### Dataset entries ###
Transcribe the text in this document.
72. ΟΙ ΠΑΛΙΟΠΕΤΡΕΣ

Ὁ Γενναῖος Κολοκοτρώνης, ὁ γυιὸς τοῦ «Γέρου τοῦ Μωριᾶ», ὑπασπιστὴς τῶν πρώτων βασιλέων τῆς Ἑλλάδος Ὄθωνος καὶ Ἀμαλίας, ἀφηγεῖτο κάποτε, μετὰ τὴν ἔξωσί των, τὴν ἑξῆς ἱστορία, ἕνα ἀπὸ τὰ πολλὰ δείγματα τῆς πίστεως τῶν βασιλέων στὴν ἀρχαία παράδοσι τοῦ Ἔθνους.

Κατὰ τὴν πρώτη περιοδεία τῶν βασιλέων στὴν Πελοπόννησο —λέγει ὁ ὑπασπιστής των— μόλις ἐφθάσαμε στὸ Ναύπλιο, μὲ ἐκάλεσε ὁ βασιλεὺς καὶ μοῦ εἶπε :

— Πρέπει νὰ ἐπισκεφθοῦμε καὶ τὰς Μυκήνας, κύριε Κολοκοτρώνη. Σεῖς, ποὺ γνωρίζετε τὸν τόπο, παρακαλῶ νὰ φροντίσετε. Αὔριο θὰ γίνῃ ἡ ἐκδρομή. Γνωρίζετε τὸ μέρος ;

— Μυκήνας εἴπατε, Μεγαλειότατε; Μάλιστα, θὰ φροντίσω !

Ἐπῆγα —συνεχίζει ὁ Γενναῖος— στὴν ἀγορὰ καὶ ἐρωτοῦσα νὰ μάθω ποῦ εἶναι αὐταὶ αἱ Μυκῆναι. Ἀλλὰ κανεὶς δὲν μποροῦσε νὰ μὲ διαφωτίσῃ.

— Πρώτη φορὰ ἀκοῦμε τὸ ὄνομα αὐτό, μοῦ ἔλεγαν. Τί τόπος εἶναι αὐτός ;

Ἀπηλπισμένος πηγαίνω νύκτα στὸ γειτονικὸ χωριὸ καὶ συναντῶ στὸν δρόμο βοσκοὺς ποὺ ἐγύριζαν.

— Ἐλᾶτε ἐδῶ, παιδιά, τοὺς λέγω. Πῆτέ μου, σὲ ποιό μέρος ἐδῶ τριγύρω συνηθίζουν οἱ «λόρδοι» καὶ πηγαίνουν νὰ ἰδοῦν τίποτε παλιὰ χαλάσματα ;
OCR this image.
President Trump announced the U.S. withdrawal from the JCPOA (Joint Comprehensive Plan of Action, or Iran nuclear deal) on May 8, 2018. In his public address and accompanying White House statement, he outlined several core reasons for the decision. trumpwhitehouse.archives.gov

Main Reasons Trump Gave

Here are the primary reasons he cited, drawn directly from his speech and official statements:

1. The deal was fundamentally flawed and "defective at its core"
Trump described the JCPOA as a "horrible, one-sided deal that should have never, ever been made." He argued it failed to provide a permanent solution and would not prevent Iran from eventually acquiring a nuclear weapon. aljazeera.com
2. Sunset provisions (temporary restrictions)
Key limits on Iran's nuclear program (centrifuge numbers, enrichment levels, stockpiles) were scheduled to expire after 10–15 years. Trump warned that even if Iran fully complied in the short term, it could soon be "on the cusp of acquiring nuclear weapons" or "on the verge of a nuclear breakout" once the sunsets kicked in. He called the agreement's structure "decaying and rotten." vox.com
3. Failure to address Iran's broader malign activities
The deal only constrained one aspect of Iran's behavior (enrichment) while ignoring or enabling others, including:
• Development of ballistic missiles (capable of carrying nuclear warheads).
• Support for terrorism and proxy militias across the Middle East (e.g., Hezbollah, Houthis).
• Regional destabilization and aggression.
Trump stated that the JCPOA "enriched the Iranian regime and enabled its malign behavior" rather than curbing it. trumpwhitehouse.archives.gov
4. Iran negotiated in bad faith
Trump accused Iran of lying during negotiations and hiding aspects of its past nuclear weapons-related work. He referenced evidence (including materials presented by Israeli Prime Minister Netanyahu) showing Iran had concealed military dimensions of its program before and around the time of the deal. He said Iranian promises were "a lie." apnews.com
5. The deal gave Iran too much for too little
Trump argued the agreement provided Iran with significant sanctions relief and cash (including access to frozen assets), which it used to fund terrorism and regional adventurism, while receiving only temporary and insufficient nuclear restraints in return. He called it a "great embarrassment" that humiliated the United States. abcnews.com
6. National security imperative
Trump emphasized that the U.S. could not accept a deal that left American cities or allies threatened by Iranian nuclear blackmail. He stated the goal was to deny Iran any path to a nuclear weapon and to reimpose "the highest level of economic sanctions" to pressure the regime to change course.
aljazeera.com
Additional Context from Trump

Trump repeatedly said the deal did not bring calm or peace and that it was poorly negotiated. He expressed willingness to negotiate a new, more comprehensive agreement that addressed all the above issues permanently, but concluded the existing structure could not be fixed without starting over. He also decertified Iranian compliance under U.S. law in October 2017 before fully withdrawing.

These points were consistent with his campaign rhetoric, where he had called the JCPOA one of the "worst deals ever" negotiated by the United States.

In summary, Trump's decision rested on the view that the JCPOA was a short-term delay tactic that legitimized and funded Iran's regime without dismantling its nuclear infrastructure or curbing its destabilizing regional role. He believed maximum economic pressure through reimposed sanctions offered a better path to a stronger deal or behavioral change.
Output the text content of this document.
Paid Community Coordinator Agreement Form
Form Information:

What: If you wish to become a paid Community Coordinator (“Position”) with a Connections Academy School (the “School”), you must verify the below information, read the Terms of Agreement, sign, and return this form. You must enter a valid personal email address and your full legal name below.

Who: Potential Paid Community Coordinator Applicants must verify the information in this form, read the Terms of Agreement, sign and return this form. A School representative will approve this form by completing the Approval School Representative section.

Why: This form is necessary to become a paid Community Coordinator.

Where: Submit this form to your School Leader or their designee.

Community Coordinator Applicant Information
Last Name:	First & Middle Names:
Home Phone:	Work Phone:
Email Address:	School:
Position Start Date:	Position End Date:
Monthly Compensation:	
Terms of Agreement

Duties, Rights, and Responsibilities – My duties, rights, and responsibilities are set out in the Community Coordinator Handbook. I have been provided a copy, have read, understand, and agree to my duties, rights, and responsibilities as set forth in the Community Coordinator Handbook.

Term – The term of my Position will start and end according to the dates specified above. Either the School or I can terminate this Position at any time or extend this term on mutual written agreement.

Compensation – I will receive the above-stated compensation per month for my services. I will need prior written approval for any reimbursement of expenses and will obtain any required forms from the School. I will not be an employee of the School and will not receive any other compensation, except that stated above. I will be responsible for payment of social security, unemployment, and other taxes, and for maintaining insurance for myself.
###
• Work required:
Extract each line of the material exactly as it stands.

• Correct output:
Transcribe the text in this document.
72. ΟΙ ΠΑΛΙΟΠΕΤΡΕΣ

Ὁ Γενναῖος Κολοκοτρώνης, ὁ γυιὸς τοῦ «Γέρου τοῦ Μωριᾶ», ὑπασπιστὴς τῶν πρώτων βασιλέων τῆς Ἑλλάδος Ὄθωνος καὶ Ἀμαλίας, ἀφηγεῖτο κάποτε, μετὰ τὴν ἔξωσί των, τὴν ἑξῆς ἱστορία, ἕνα ἀπὸ τὰ πολλὰ δείγματα τῆς πίστεως τῶν βασιλέων στὴν ἀρχαία παράδοσι τοῦ Ἔθνους.

Κατὰ τὴν πρώτη περιοδεία τῶν βασιλέων στὴν Πελοπόννησο —λέγει ὁ ὑπασπιστής των— μόλις ἐφθάσαμε στὸ Ναύπλιο, μὲ ἐκάλεσε ὁ βασιλεὺς καὶ μοῦ εἶπε :

— Πρέπει νὰ ἐπισκεφθοῦμε καὶ τὰς Μυκήνας, κύριε Κολοκοτρώνη. Σεῖς, ποὺ γνωρίζετε τὸν τόπο, παρακαλῶ νὰ φροντίσετε. Αὔριο θὰ γίνῃ ἡ ἐκδρομή. Γνωρίζετε τὸ μέρος ;

— Μυκήνας εἴπατε, Μεγαλειότατε; Μάλιστα, θὰ φροντίσω !

Ἐπῆγα —συνεχίζει ὁ Γενναῖος— στὴν ἀγορὰ καὶ ἐρωτοῦσα νὰ μάθω ποῦ εἶναι αὐταὶ αἱ Μυκῆναι. Ἀλλὰ κανεὶς δὲν μποροῦσε νὰ μὲ διαφωτίσῃ.

— Πρώτη φορὰ ἀκοῦμε τὸ ὄνομα αὐτό, μοῦ ἔλεγαν. Τί τόπος εἶναι αὐτός ;

Ἀπηλπισμένος πηγαίνω νύκτα στὸ γειτονικὸ χωριὸ καὶ συναντῶ στὸν δρόμο βοσκοὺς ποὺ ἐγύριζαν.

— Ἐλᾶτε ἐδῶ, παιδιά, τοὺς λέγω. Πῆτέ μου, σὲ ποιό μέρος ἐδῶ τριγύρω συνηθίζουν οἱ «λόρδοι» καὶ πηγαίνουν νὰ ἰδοῦν τίποτε παλιὰ χαλάσματα ;
OCR this image.
President Trump announced the U.S. withdrawal from the JCPOA (Joint Comprehensive Plan of Action, or Iran nuclear deal) on May 8, 2018. In his public address and accompanying White House statement, he outlined several core reasons for the decision. trumpwhitehouse.archives.gov

Main Reasons Trump Gave

Here are the primary reasons he cited, drawn directly from his speech and official statements:

1. The deal was fundamentally flawed and "defective at its core"
Trump described the JCPOA as a "horrible, one-sided deal that should have never, ever been made." He argued it failed to provide a permanent solution and would not prevent Iran from eventually acquiring a nuclear weapon. aljazeera.com
2. Sunset provisions (temporary restrictions)
Key limits on Iran's nuclear program (centrifuge numbers, enrichment levels, stockpiles) were scheduled to expire after 10–15 years. Trump warned that even if Iran fully complied in the short term, it could soon be "on the cusp of acquiring nuclear weapons" or "on the verge of a nuclear breakout" once the sunsets kicked in. He called the agreement's structure "decaying and rotten." vox.com
3. Failure to address Iran's broader malign activities
The deal only constrained one aspect of Iran's behavior (enrichment) while ignoring or enabling others, including:
• Development of ballistic missiles (capable of carrying nuclear warheads).
• Support for terrorism and proxy militias across the Middle East (e.g., Hezbollah, Houthis).
• Regional destabilization and aggression.
Trump stated that the JCPOA "enriched the Iranian regime and enabled its malign behavior" rather than curbing it. trumpwhitehouse.archives.gov
4. Iran negotiated in bad faith
Trump accused Iran of lying during negotiations and hiding aspects of its past nuclear weapons-related work. He referenced evidence (including materials presented by Israeli Prime Minister Netanyahu) showing Iran had concealed military dimensions of its program before and around the time of the deal. He said Iranian promises were "a lie." apnews.com
5. The deal gave Iran too much for too little
Trump argued the agreement provided Iran with significant sanctions relief and cash (including access to frozen assets), which it used to fund terrorism and regional adventurism, while receiving only temporary and insufficient nuclear restraints in return. He called it a "great embarrassment" that humiliated the United States. abcnews.com
6. National security imperative
Trump emphasized that the U.S. could not accept a deal that left American cities or allies threatened by Iranian nuclear blackmail. He stated the goal was to deny Iran any path to a nuclear weapon and to reimpose "the highest level of economic sanctions" to pressure the regime to change course.
aljazeera.com
Additional Context from Trump

Trump repeatedly said the deal did not bring calm or peace and that it was poorly negotiated. He expressed willingness to negotiate a new, more comprehensive agreement that addressed all the above issues permanently, but concluded the existing structure could not be fixed without starting over. He also decertified Iranian compliance under U.S. law in October 2017 before fully withdrawing.

These points were consistent with his campaign rhetoric, where he had called the JCPOA one of the "worst deals ever" negotiated by the United States.

In summary, Trump's decision rested on the view that the JCPOA was a short-term delay tactic that legitimized and funded Iran's regime without dismantling its nuclear infrastructure or curbing its destabilizing regional role. He believed maximum economic pressure through reimposed sanctions offered a better path to a stronger deal or behavioral change.
Output the text content of this document.
Paid Community Coordinator Agreement Form
Form Information:

What: If you wish to become a paid Community Coordinator (“Position”) with a Connections Academy School (the “School”), you must verify the below information, read the Terms of Agreement, sign, and return this form. You must enter a valid personal email address and your full legal name below.

Who: Potential Paid Community Coordinator Applicants must verify the information in this form, read the Terms of Agreement, sign and return this form. A School representative will approve this form by completing the Approval School Representative section.

Why: This form is necessary to become a paid Community Coordinator.

Where: Submit this form to your School Leader or their designee.

Community Coordinator Applicant Information
Last Name:	First & Middle Names:
Home Phone:	Work Phone:
Email Address:	School:
Position Start Date:	Position End Date:
Monthly Compensation:	
Terms of Agreement

Duties, Rights, and Responsibilities – My duties, rights, and responsibilities are set out in the Community Coordinator Handbook. I have been provided a copy, have read, understand, and agree to my duties, rights, and responsibilities as set forth in the Community Coordinator Handbook.

Term – The term of my Position will start and end according to the dates specified above. Either the School or I can terminate this Position at any time or extend this term on mutual written agreement.

Compensation – I will receive the above-stated compensation per month for my services. I will need prior written approval for any reimbursement of expenses and will obtain any required forms from the School. I will not be an employee of the School and will not receive any other compensation, except that stated above. I will be responsible for payment of social security, unemployment, and other taxes, and for maintaining insurance for myself.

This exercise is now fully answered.